Problem to work on:
Please copy every line below that contains the string "https".

[[ Materials provided open ]]

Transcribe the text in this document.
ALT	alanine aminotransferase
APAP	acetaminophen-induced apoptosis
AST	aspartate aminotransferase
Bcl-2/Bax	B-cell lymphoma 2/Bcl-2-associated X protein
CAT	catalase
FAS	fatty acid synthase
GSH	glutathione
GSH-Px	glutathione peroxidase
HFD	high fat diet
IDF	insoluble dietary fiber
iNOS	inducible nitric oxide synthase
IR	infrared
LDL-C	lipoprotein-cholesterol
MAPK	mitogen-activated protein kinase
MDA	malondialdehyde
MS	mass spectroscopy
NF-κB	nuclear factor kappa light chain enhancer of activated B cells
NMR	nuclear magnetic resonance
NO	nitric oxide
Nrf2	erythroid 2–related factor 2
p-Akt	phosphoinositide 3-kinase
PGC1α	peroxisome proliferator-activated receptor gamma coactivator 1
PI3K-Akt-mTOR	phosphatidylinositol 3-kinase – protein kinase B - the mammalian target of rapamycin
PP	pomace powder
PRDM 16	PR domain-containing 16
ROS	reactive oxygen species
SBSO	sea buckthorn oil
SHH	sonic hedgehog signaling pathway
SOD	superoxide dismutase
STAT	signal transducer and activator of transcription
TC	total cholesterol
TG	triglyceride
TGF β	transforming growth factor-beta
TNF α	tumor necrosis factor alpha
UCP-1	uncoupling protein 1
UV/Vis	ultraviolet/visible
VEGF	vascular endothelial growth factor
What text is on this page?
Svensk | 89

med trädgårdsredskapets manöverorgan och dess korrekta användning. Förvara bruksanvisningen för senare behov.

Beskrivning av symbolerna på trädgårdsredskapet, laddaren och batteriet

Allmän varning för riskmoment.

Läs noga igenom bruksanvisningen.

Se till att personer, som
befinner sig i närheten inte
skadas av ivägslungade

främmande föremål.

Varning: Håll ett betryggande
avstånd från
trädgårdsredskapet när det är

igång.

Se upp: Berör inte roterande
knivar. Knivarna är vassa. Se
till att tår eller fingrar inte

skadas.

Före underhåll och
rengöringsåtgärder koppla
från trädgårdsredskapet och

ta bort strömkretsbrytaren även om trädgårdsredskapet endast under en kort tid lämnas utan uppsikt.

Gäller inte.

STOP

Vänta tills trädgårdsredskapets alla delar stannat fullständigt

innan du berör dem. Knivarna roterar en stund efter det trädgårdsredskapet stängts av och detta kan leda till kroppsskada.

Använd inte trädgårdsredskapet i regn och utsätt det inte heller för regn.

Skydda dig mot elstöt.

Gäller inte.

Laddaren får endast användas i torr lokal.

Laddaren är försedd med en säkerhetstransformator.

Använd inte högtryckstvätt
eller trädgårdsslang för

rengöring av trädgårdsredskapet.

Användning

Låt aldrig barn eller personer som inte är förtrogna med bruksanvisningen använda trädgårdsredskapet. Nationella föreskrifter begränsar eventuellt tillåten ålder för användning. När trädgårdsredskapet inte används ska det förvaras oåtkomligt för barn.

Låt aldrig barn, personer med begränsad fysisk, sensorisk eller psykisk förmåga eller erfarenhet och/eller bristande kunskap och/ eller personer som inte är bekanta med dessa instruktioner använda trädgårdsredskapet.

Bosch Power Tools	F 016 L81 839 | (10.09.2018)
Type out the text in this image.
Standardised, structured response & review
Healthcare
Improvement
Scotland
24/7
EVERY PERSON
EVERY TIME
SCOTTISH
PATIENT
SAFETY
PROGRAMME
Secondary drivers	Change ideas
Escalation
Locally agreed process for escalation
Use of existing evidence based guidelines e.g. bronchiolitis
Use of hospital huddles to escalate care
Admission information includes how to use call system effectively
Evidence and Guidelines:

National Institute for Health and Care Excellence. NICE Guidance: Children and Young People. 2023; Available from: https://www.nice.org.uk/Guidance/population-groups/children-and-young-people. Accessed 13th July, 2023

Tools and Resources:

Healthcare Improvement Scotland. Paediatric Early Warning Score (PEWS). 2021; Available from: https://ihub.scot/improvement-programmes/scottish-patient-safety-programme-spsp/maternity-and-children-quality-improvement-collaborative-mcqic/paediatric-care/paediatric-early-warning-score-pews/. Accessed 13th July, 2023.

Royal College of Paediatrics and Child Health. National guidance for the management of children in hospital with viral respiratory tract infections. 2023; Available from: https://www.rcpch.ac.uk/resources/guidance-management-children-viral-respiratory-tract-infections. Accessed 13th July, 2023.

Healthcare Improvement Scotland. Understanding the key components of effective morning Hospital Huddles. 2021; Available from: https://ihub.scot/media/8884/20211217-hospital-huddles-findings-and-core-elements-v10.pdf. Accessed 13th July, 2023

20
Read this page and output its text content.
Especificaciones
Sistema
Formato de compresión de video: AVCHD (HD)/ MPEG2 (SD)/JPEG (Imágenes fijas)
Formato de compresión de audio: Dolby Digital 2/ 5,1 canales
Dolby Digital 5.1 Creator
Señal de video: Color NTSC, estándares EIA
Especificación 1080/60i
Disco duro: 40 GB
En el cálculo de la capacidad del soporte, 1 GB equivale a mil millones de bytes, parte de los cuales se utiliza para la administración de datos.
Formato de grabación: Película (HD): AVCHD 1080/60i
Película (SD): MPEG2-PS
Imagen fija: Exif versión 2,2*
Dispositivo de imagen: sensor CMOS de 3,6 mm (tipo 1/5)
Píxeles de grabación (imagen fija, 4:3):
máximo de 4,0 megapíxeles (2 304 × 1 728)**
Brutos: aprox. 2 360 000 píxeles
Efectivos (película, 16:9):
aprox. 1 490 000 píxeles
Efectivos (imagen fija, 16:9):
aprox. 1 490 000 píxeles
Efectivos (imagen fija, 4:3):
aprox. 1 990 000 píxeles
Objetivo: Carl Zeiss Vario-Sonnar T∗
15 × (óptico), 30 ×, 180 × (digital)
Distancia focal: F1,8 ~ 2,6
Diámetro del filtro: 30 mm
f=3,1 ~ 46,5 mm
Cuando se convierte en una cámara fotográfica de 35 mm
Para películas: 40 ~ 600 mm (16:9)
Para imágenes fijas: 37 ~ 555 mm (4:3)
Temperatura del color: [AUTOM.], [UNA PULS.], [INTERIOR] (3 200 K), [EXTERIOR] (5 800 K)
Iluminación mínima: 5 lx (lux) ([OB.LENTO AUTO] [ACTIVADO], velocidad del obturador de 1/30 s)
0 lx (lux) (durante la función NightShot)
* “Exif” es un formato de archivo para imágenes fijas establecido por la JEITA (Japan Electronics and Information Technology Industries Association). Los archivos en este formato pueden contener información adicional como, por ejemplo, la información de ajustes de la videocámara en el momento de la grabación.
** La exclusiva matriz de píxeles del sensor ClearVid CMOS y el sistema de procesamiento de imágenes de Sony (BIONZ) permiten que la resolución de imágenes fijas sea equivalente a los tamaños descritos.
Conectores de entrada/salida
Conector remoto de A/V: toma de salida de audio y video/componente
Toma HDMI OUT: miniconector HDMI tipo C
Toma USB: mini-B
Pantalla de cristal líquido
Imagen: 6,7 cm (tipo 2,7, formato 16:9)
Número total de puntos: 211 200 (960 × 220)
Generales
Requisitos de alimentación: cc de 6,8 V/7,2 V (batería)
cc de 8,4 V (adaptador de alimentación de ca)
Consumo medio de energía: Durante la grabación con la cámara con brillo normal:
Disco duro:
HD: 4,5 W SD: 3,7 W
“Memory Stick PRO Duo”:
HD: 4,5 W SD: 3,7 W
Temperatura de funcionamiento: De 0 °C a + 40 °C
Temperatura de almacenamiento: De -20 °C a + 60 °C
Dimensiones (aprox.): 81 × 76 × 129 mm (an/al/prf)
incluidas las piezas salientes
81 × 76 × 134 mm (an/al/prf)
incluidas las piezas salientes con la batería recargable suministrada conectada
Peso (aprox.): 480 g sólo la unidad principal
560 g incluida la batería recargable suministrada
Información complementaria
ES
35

[[ Materials provided closed ]]

Response for this exercise:
National Institute for Health and Care Excellence. NICE Guidance: Children and Young People. 2023; Available from: https://www.nice.org.uk/Guidance/population-groups/children-and-young-people. Accessed 13th July, 2023
Healthcare Improvement Scotland. Paediatric Early Warning Score (PEWS). 2021; Available from: https://ihub.scot/improvement-programmes/scottish-patient-safety-programme-spsp/maternity-and-children-quality-improvement-collaborative-mcqic/paediatric-care/paediatric-early-warning-score-pews/. Accessed 13th July, 2023.
Royal College of Paediatrics and Child Health. National guidance for the management of children in hospital with viral respiratory tract infections. 2023; Available from: https://www.rcpch.ac.uk/resources/guidance-management-children-viral-respiratory-tract-infections. Accessed 13th July, 2023.
Healthcare Improvement Scotland. Understanding the key components of effective morning Hospital Huddles. 2021; Available from: https://ihub.scot/media/8884/20211217-hospital-huddles-findings-and-core-elements-v10.pdf. Accessed 13th July, 2023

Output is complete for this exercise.